Рабочее задание 1:
Пожалуйста, переведите на английский язык предложение из фрагмента текста: «Сильного голода я пока не испытывал, видно, взрослые подкармливали меня, отрывая кусок от себя.»
Рабочее задание 2:
Обновите часть фрагмента текста, начиная со слов "Я готов был" и заканчивая словами "Москву или нет?": приведите её заново, заменив "Бабушка" на "Мама".
Рабочее задание 3:
Определите, соответствуют ли фрагменту текста утверждения (a), (b) и (c). Для каждого ответьте «да» или «нет» и приведите решающие слова фрагмента точной цитатой.
(a) Для фронта собирали тёплые вещи.
(b) Девочки вязали спицами рукавицы.
(c) Все с тревогой ждали, сдадут ли Москву.

Фрагмент текста:
▬▬▬

Я готов был сражаться, но никто не надоумил меня, что можно на фронт бежать, а сам я не догадался. Да и кому там был нужен девятилетний "боец".

… От хождения в школу впечатлений немного. Собственно, их нет никаких. Собирали для фронта тёплые вещи. У меня их не было. Девочки шили для махорки кисеты, крестиками вышивали цветы на них и обшивали каёмки носовых платков. Бабушка вязала спицами тёплые шерстяные рукавицы, похожие на перчатки с двумя пальцами – большим и указательным, чтобы, обхватив ладонью винтовочное цевьё, можно было под курок подсунуть указательный палец.

… Сильного голода я пока не испытывал, видно, взрослые подкармливали меня, отрывая кусок от себя. Но мы уже голодали.

… Всё застыло в тревожном ожидании: сдадут Москву или нет?

▬▬▬

Исходные данные:
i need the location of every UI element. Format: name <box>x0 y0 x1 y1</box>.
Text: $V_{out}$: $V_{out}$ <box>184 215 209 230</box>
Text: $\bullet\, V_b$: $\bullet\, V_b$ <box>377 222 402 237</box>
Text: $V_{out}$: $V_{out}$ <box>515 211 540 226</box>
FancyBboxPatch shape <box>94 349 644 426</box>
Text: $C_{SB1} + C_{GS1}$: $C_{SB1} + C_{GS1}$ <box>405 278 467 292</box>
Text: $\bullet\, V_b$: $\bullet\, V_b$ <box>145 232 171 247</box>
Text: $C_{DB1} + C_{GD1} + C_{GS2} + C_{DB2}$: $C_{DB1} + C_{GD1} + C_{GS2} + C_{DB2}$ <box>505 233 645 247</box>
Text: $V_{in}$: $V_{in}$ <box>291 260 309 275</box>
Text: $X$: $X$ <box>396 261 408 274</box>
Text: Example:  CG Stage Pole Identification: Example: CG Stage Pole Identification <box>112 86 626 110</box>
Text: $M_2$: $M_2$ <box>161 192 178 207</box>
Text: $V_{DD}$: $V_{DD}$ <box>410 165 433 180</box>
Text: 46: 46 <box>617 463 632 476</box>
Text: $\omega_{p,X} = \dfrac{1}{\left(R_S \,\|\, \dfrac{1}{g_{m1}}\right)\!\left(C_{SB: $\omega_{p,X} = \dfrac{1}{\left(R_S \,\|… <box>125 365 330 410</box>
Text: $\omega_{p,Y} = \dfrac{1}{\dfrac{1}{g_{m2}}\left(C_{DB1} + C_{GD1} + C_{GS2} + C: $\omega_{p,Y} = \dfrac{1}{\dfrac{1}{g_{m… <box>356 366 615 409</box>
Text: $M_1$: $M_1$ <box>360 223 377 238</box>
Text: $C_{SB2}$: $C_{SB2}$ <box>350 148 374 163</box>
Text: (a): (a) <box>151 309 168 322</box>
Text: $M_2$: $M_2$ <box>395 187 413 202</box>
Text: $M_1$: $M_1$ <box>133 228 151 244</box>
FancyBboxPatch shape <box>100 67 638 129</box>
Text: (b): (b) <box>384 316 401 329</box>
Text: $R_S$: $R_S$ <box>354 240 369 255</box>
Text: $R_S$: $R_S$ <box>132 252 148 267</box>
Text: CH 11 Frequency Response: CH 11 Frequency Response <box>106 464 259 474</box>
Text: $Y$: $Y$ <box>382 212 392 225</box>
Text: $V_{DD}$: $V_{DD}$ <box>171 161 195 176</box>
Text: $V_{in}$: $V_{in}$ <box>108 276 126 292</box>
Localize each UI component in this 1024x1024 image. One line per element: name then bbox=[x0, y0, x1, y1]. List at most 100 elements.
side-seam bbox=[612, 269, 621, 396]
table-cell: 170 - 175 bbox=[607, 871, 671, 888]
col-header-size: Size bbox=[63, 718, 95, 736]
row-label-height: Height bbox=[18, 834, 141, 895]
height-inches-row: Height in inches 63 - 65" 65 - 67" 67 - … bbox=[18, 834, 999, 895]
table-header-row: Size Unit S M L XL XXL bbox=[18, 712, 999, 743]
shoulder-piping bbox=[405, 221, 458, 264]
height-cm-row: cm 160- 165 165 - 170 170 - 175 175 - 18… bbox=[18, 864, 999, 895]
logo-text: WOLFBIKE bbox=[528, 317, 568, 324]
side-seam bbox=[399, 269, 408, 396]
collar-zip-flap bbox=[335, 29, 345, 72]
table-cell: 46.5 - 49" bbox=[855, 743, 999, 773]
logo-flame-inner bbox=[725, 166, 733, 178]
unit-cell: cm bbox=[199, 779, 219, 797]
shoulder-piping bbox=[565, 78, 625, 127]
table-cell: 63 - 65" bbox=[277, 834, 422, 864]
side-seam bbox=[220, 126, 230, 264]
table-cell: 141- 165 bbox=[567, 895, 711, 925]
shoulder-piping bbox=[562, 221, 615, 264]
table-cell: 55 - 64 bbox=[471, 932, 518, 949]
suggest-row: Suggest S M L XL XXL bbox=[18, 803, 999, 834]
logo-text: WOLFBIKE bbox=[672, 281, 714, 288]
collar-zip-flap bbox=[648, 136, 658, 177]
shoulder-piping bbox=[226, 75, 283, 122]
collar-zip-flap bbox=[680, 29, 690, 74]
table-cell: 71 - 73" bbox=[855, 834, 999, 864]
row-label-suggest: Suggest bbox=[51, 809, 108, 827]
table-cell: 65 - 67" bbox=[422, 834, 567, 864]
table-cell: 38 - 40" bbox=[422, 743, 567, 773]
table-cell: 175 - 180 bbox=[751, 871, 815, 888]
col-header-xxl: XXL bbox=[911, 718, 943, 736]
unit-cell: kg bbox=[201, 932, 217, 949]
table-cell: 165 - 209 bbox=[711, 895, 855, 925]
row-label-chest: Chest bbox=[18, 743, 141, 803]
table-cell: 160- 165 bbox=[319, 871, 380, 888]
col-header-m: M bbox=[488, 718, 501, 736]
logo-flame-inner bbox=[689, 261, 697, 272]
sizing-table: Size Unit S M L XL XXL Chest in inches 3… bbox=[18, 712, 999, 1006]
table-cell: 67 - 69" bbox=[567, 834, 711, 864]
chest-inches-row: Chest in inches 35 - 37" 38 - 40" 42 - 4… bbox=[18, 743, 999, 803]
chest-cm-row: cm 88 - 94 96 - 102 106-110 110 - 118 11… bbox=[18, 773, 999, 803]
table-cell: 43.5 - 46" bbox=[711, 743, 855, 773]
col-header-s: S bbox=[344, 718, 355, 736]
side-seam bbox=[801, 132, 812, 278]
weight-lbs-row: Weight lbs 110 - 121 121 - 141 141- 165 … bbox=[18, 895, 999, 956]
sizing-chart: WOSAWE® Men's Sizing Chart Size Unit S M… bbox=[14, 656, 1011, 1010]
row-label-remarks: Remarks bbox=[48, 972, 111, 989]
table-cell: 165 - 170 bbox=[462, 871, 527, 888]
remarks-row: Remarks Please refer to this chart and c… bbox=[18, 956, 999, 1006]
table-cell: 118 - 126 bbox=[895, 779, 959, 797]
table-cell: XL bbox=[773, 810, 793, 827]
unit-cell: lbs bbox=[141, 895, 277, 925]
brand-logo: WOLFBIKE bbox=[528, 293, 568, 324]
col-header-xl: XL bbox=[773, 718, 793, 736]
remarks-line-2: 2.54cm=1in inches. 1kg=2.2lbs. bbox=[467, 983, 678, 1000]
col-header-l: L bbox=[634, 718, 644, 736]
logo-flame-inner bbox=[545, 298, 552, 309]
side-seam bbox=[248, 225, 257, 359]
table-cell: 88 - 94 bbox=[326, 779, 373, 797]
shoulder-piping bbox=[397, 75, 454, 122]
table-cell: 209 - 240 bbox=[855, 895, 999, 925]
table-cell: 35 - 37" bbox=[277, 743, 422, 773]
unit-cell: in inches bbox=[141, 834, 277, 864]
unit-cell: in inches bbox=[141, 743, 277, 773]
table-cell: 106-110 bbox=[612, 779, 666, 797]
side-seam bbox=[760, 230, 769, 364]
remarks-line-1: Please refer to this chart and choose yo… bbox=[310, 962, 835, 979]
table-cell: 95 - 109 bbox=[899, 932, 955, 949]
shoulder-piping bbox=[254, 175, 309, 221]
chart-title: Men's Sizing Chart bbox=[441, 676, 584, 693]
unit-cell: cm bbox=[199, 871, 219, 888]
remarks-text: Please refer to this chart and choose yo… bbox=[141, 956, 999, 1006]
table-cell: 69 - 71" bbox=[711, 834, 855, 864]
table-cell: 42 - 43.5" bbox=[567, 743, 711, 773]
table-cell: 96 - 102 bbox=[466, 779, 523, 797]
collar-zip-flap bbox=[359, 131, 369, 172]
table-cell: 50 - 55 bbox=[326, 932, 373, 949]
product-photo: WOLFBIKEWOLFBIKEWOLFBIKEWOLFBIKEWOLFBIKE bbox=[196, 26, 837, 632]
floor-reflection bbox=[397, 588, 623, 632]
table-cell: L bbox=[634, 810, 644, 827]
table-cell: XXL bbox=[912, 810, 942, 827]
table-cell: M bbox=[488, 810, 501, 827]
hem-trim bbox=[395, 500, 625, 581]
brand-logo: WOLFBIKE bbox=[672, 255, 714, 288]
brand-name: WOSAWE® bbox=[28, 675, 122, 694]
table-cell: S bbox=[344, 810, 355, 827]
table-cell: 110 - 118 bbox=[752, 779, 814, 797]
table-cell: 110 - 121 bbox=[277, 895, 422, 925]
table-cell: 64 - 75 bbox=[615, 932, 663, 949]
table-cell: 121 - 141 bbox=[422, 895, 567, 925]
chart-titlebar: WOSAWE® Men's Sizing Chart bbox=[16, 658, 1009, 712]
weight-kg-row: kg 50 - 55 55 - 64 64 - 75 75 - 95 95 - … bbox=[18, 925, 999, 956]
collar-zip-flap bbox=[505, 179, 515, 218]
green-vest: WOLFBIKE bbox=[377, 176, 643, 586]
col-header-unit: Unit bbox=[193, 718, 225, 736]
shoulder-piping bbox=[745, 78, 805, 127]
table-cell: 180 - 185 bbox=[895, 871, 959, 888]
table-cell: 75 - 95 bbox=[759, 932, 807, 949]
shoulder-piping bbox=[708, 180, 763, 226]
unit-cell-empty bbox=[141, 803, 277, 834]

▬▬▬

Результат упражнения 1:
I had not yet experienced severe hunger; evidently the adults were feeding me extra, tearing a piece off their own share.

Результат упражнения 2:
Я готов был сражаться, но никто не надоумил меня, что можно на фронт бежать, а сам я не догадался. Да и кому там был нужен девятилетний "боец".

… От хождения в школу впечатлений немного. Собственно, их нет никаких. Собирали для фронта тёплые вещи. У меня их не было. Девочки шили для махорки кисеты, крестиками вышивали цветы на них и обшивали каёмки носовых платков. Мама вязала спицами тёплые шерстяные рукавицы, похожие на перчатки с двумя пальцами – большим и указательным, чтобы, обхватив ладонью винтовочное цевьё, можно было под курок подсунуть указательный палец.

… Сильного голода я пока не испытывал, видно, взрослые подкармливали меня, отрывая кусок от себя. Но мы уже голодали.

… Всё застыло в тревожном ожидании: сдадут Москву или нет?

Результат упражнения 3:
(a) Да: «Собирали для фронта тёплые вещи.»
(b) Нет: «Бабушка вязала спицами тёплые шерстяные рукавицы».
(c) Да: «Всё застыло в тревожном ожидании: сдадут Москву или нет?»